Exercise details: Output every record word for word.

Record set:

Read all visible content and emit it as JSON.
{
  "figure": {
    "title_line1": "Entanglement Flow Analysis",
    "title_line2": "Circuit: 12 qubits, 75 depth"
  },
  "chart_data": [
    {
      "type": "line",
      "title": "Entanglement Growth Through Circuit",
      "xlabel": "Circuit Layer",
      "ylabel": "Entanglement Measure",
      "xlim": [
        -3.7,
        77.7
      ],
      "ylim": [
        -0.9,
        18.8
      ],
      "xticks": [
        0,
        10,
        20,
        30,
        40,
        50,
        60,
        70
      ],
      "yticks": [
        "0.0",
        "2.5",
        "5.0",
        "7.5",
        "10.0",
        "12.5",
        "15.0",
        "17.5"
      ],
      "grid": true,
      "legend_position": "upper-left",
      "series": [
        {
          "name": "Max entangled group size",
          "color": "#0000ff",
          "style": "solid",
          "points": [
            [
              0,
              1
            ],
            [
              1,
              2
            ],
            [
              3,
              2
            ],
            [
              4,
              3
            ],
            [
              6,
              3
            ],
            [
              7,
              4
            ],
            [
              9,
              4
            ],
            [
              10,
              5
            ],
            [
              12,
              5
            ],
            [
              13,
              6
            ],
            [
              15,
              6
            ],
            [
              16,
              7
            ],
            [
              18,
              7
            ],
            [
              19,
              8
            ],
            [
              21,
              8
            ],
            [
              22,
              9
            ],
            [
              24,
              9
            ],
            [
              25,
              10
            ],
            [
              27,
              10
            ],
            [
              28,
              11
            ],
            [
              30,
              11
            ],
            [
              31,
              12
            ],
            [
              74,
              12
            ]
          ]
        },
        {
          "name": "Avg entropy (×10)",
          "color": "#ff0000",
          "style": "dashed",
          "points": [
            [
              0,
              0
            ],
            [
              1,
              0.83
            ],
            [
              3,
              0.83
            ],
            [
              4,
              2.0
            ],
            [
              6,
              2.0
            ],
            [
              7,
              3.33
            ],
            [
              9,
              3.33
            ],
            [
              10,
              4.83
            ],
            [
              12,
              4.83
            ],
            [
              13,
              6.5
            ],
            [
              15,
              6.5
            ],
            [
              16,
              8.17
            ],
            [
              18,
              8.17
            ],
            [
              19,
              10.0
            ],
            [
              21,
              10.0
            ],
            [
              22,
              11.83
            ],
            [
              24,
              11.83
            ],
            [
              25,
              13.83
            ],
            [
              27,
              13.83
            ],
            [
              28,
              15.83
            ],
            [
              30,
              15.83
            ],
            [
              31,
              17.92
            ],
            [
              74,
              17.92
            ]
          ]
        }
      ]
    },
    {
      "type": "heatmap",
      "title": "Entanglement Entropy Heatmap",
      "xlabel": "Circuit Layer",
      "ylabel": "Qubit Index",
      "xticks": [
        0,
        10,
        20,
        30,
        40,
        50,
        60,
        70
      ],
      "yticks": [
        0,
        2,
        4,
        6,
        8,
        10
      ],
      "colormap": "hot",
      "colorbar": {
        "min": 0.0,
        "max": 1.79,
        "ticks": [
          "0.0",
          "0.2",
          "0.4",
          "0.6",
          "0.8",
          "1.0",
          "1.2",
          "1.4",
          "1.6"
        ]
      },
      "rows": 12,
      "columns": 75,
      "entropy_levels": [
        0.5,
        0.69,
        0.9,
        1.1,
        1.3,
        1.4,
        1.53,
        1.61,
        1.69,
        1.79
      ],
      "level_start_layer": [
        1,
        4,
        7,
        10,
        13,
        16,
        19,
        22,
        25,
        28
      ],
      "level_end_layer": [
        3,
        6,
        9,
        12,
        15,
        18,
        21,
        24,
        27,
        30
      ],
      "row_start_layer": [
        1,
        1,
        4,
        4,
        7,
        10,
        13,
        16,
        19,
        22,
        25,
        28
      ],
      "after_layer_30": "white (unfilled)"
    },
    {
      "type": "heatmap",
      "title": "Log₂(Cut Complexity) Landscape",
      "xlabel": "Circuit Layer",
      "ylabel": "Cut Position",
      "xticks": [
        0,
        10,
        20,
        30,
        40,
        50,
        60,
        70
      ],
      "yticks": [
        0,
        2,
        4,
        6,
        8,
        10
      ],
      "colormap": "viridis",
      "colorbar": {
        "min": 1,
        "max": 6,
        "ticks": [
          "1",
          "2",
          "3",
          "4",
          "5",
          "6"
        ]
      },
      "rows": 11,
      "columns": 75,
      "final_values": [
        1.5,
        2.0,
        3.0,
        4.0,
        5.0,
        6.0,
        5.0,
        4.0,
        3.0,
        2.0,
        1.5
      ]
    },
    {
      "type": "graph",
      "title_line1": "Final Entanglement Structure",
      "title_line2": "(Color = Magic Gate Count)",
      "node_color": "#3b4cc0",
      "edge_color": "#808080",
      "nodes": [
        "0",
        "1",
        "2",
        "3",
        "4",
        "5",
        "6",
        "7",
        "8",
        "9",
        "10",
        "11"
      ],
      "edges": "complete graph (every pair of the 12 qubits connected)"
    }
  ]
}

Task answer:
Read all visible content and emit it as JSON.
{
  "figure": {
    "title_line1": "Entanglement Flow Analysis",
    "title_line2": "Circuit: 12 qubits, 75 depth"
  },
  "chart_data": [
    {
      "type": "line",
      "title": "Entanglement Growth Through Circuit",
      "xlabel": "Circuit Layer",
      "ylabel": "Entanglement Measure",
      "xlim": [
        -3.7,
        77.7
      ],
      "ylim": [
        -0.9,
        18.8
      ],
      "xticks": [
        0,
        10,
        20,
        30,
        40,
        50,
        60,
        70
      ],
      "yticks": [
        "0.0",
        "2.5",
        "5.0",
        "7.5",
        "10.0",
        "12.5",
        "15.0",
        "17.5"
      ],
      "grid": true,
      "legend_position": "upper-left",
      "series": [
        {
          "name": "Max entangled group size",
          "color": "#0000ff",
          "style": "solid",
          "points": [
            [
              0,
              1
            ],
            [
              1,
              2
            ],
            [
              3,
              2
            ],
            [
              4,
              3
            ],
            [
              6,
              3
            ],
            [
              7,
              4
            ],
            [
              9,
              4
            ],
            [
              10,
              5
            ],
            [
              12,
              5
            ],
            [
              13,
              6
            ],
            [
              15,
              6
            ],
            [
              16,
              7
            ],
            [
              18,
              7
            ],
            [
              19,
              8
            ],
            [
              21,
              8
            ],
            [
              22,
              9
            ],
            [
              24,
              9
            ],
            [
              25,
              10
            ],
            [
              27,
              10
            ],
            [
              28,
              11
            ],
            [
              30,
              11
            ],
            [
              31,
              12
            ],
            [
              74,
              12
            ]
          ]
        },
        {
          "name": "Avg entropy (×10)",
          "color": "#ff0000",
          "style": "dashed",
          "points": [
            [
              0,
              0
            ],
            [
              1,
              0.83
            ],
            [
              3,
              0.83
            ],
            [
              4,
              2.0
            ],
            [
              6,
              2.0
            ],
            [
              7,
              3.33
            ],
            [
              9,
              3.33
            ],
            [
              10,
              4.83
            ],
            [
              12,
              4.83
            ],
            [
              13,
              6.5
            ],
            [
              15,
              6.5
            ],
            [
              16,
              8.17
            ],
            [
              18,
              8.17
            ],
            [
              19,
              10.0
            ],
            [
              21,
              10.0
            ],
            [
              22,
              11.83
            ],
            [
              24,
              11.83
            ],
            [
              25,
              13.83
            ],
            [
              27,
              13.83
            ],
            [
              28,
              15.83
            ],
            [
              30,
              15.83
            ],
            [
              31,
              17.92
            ],
            [
              74,
              17.92
            ]
          ]
        }
      ]
    },
    {
      "type": "heatmap",
      "title": "Entanglement Entropy Heatmap",
      "xlabel": "Circuit Layer",
      "ylabel": "Qubit Index",
      "xticks": [
        0,
        10,
        20,
        30,
        40,
        50,
        60,
        70
      ],
      "yticks": [
        0,
        2,
        4,
        6,
        8,
        10
      ],
      "colormap": "hot",
      "colorbar": {
        "min": 0.0,
        "max": 1.79,
        "ticks": [
          "0.0",
          "0.2",
          "0.4",
          "0.6",
          "0.8",
          "1.0",
          "1.2",
          "1.4",
          "1.6"
        ]
      },
      "rows": 12,
      "columns": 75,
      "entropy_levels": [
        0.5,
        0.69,
        0.9,
        1.1,
        1.3,
        1.4,
        1.53,
        1.61,
        1.69,
        1.79
      ],
      "level_start_layer": [
        1,
        4,
        7,
        10,
        13,
        16,
        19,
        22,
        25,
        28
      ],
      "level_end_layer": [
        3,
        6,
        9,
        12,
        15,
        18,
        21,
        24,
        27,
        30
      ],
      "row_start_layer": [
        1,
        1,
        4,
        4,
        7,
        10,
        13,
        16,
        19,
        22,
        25,
        28
      ],
      "after_layer_30": "white (unfilled)"
    },
    {
      "type": "heatmap",
      "title": "Log₂(Cut Complexity) Landscape",
      "xlabel": "Circuit Layer",
      "ylabel": "Cut Position",
      "xticks": [
        0,
        10,
        20,
        30,
        40,
        50,
        60,
        70
      ],
      "yticks": [
        0,
        2,
        4,
        6,
        8,
        10
      ],
      "colormap": "viridis",
      "colorbar": {
        "min": 1,
        "max": 6,
        "ticks": [
          "1",
          "2",
          "3",
          "4",
          "5",
          "6"
        ]
      },
      "rows": 11,
      "columns": 75,
      "final_values": [
        1.5,
        2.0,
        3.0,
        4.0,
        5.0,
        6.0,
        5.0,
        4.0,
        3.0,
        2.0,
        1.5
      ]
    },
    {
      "type": "graph",
      "title_line1": "Final Entanglement Structure",
      "title_line2": "(Color = Magic Gate Count)",
      "node_color": "#3b4cc0",
      "edge_color": "#808080",
      "nodes": [
        "0",
        "1",
        "2",
        "3",
        "4",
        "5",
        "6",
        "7",
        "8",
        "9",
        "10",
        "11"
      ],
      "edges": "complete graph (every pair of the 12 qubits connected)"
    }
  ]
}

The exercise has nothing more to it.